(Tujuan 1):
Tentukan apakah setiap pernyataan berikut sesuai dengan kisah masa sekolah di bawah. Jawab ya atau tidak, lalu kutip kata-kata penentunya dari kisah itu.
(a) Novel Tom Sawyer Anak Amerika pernah dibaca dari perpustakaan sekolah.
(b) Nilai matematika saat lulus adalah 7,55.
(c) Orang tua berpesan agar tidak merokok.
(Tujuan 2):
Terjemahkan kalimat "Tiap pagi sarapan telur bebek yang digoreng." dari kisah masa sekolah di bawah ke dalam bahasa Inggris.
(Tujuan 3):
Teruskan kisah masa sekolah dan perantauan di bawah, mulai setelah kalimat terakhirnya.

(Dokumen Sumber):
------------------------------------------------------------

Buku perpustakaan sekolah juga sangat minim, novel Tom Sawyer Anak Amerika yang sempat pernah ku baca dari perpustakaan itu. Kedahagaan akan ilmu masa itu tak terobati.

Meski lulus dengan nilai matematika 5,75, katanya total nilai keseluruhan, nilai ku tertinggi di sekolah kami masa itu. 
Hari-hari sekolah di tsanawiyah, setiap hari harus melaksanakan kewajiban setiap pagi. Membuka kedai, menyapu rumah dan halaman, kasi makan ayam dan bebek, pungut telur bebek. Tiap pagi sarapan telur bebek yang digoreng. Hmmm... Masa-masa yang membentuk disiplin dalam hidupku.

Hingga, tibalah tahun 2004, kami lulus semua.
Aku tak ingin, pendidikan hanya sampai di situ. Sekali lagi syukur alhamdulillah, orang tua kami memiliki pemikiran yang maju. Tak apalah, meski harus bekerja keras susah payah setiap hari, bahkan harus menghutang-hutang, kalau untuk biaya sekolah harus diperjuangkan. Tak banyak-banyak pesan mereka hanya jangan merokok, dan jangan menipu orang tua serta belajarlah bagus-bagus.
Perjalanan di perantauan pun dimulai, meski sebenarnya tidak begitu jauh jaraknya, namun harus sudah terpisah dengan orang tua, dan mulai hidup ngekos.

------------------------------------------------------------

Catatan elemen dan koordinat
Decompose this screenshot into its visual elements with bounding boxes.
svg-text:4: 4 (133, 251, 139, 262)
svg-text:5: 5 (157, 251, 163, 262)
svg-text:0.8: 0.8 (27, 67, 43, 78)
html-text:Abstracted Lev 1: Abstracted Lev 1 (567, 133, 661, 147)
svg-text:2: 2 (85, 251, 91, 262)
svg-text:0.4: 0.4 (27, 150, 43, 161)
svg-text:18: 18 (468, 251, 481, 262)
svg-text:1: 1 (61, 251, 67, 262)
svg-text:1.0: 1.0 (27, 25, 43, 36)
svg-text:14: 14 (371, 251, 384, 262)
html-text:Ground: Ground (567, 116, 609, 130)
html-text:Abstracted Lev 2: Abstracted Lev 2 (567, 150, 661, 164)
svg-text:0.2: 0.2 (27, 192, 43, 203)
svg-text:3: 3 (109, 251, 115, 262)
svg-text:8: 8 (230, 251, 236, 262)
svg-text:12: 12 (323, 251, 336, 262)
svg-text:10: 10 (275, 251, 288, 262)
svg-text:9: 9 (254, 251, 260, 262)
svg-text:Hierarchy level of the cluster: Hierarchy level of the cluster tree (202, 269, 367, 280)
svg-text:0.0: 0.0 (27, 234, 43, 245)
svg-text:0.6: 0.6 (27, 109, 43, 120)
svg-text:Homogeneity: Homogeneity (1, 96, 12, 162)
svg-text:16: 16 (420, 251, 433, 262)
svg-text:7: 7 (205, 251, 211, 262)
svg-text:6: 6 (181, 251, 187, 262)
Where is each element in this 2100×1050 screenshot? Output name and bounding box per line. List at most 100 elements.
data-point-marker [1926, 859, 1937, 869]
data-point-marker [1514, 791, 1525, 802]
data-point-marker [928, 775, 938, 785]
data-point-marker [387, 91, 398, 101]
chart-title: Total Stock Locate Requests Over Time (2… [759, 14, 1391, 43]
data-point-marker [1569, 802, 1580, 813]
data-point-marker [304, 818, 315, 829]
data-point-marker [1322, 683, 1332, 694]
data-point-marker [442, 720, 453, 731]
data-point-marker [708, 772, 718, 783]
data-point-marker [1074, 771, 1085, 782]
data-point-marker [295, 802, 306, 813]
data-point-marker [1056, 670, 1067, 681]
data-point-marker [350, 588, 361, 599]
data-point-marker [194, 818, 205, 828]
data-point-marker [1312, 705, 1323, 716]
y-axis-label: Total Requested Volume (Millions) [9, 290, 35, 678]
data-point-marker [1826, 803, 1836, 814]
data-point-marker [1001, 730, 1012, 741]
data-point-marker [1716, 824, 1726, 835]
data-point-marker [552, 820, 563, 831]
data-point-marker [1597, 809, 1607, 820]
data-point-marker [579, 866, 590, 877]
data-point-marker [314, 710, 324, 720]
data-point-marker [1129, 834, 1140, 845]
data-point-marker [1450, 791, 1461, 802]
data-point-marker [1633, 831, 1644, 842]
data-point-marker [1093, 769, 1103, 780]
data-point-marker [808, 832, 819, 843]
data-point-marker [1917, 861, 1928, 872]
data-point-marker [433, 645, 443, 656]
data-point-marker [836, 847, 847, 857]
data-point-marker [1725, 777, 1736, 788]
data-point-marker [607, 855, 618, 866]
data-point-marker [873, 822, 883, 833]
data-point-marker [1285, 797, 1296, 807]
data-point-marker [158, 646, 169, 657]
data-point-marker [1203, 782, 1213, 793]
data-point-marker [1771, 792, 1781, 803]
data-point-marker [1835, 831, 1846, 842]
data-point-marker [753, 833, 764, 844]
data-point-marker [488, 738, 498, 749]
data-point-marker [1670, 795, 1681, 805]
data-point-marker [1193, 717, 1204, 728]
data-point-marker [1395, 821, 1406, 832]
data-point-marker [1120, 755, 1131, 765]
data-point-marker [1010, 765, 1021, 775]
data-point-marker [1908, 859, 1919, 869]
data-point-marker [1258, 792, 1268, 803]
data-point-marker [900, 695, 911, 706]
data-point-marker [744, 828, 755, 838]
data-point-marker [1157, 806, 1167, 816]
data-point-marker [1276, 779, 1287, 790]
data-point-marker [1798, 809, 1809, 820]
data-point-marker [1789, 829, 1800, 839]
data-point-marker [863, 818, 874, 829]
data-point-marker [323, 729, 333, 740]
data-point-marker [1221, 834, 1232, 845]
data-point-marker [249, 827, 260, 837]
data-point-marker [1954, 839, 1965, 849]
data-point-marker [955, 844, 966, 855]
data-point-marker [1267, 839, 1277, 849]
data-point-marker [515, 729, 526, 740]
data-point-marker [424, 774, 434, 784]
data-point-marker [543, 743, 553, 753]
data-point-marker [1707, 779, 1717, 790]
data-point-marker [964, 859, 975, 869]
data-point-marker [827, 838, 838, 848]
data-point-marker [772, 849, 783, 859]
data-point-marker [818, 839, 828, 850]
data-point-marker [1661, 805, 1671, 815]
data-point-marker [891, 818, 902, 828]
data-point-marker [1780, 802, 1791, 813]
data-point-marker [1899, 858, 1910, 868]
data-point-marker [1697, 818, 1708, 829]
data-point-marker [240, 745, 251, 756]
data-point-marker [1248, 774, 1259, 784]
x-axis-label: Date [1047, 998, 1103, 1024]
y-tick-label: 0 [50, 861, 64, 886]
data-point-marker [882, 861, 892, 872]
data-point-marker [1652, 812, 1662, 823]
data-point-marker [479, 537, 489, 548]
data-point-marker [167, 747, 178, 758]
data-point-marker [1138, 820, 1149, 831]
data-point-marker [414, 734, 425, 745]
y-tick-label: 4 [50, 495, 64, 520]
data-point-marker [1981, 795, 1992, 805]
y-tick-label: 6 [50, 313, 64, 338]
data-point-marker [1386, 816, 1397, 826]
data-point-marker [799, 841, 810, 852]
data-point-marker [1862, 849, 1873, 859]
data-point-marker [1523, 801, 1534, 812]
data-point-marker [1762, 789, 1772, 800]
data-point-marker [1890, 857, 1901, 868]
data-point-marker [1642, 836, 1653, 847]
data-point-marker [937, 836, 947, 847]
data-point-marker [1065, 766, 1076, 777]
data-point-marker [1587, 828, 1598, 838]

------------------------------------------------------------

(Hasil Latihan 1):
(a) Ya: "novel Tom Sawyer Anak Amerika yang sempat pernah ku baca dari perpustakaan itu"
(b) Tidak: "Meski lulus dengan nilai matematika 5,75"
(c) Ya: "Tak banyak-banyak pesan mereka hanya jangan merokok"

(Hasil Latihan 2):
Every morning, breakfast was fried duck eggs.

(Hasil Latihan 3):
Tujuan sekolah selanjutnya adalah SMA. Bisa dikatakan nekat, mencoba daftar di SMA N 1 Kisaran. Karena jarang ada orang kampung kami yang bisa masuk sekolah ini. Aku mencoba ke sekolah ini bersama beberapa teman satu tsanawiyah yang dari kampung. Untung saja bukan seleksi nilai yang menjadi acuan penerimaannya. Namun, juga diadakan ujian tertulis seperti ujian UN. Hanya aku yang lulus, diantara kami yang dari tsanawiyah, sungguh sebuah nasib yang sangat mujur, bisa menjadi siswa SMA N 1 Kisaran masa itu.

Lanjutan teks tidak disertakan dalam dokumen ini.